▽
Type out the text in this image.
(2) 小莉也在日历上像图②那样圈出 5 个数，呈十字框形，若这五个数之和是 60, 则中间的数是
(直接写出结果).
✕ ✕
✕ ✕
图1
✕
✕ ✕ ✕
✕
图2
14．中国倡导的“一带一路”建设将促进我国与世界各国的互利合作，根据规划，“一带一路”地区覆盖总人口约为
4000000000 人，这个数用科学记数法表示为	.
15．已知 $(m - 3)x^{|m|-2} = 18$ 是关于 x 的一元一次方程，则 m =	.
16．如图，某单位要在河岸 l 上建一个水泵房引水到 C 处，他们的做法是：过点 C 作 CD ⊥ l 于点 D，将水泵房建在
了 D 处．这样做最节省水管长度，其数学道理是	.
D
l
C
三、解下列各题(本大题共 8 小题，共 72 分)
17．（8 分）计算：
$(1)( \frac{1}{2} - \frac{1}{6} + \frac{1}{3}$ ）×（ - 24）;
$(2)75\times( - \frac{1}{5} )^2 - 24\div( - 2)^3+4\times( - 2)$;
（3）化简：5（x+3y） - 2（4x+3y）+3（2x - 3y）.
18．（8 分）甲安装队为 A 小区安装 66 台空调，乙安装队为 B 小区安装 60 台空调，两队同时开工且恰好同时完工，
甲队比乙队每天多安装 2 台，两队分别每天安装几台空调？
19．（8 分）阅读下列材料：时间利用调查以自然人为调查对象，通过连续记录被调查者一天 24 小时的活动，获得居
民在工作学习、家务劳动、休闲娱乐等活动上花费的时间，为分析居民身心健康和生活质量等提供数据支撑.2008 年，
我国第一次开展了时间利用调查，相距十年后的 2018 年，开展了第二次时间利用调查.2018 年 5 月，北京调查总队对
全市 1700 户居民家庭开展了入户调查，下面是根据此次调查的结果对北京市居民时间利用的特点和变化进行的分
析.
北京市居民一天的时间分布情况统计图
△
Task goal |
The records above should be duplicated in full, exactly as given.

Reply |
Type out the text in this image.
(2) 小莉也在日历上像图②那样圈出 5 个数，呈十字框形，若这五个数之和是 60, 则中间的数是
(直接写出结果).
✕ ✕
✕ ✕
图1
✕
✕ ✕ ✕
✕
图2
14．中国倡导的“一带一路”建设将促进我国与世界各国的互利合作，根据规划，“一带一路”地区覆盖总人口约为
4000000000 人，这个数用科学记数法表示为	.
15．已知 $(m - 3)x^{|m|-2} = 18$ 是关于 x 的一元一次方程，则 m =	.
16．如图，某单位要在河岸 l 上建一个水泵房引水到 C 处，他们的做法是：过点 C 作 CD ⊥ l 于点 D，将水泵房建在
了 D 处．这样做最节省水管长度，其数学道理是	.
D
l
C
三、解下列各题(本大题共 8 小题，共 72 分)
17．（8 分）计算：
$(1)( \frac{1}{2} - \frac{1}{6} + \frac{1}{3}$ ）×（ - 24）;
$(2)75\times( - \frac{1}{5} )^2 - 24\div( - 2)^3+4\times( - 2)$;
（3）化简：5（x+3y） - 2（4x+3y）+3（2x - 3y）.
18．（8 分）甲安装队为 A 小区安装 66 台空调，乙安装队为 B 小区安装 60 台空调，两队同时开工且恰好同时完工，
甲队比乙队每天多安装 2 台，两队分别每天安装几台空调？
19．（8 分）阅读下列材料：时间利用调查以自然人为调查对象，通过连续记录被调查者一天 24 小时的活动，获得居
民在工作学习、家务劳动、休闲娱乐等活动上花费的时间，为分析居民身心健康和生活质量等提供数据支撑.2008 年，
我国第一次开展了时间利用调查，相距十年后的 2018 年，开展了第二次时间利用调查.2018 年 5 月，北京调查总队对
全市 1700 户居民家庭开展了入户调查，下面是根据此次调查的结果对北京市居民时间利用的特点和变化进行的分
析.
北京市居民一天的时间分布情况统计图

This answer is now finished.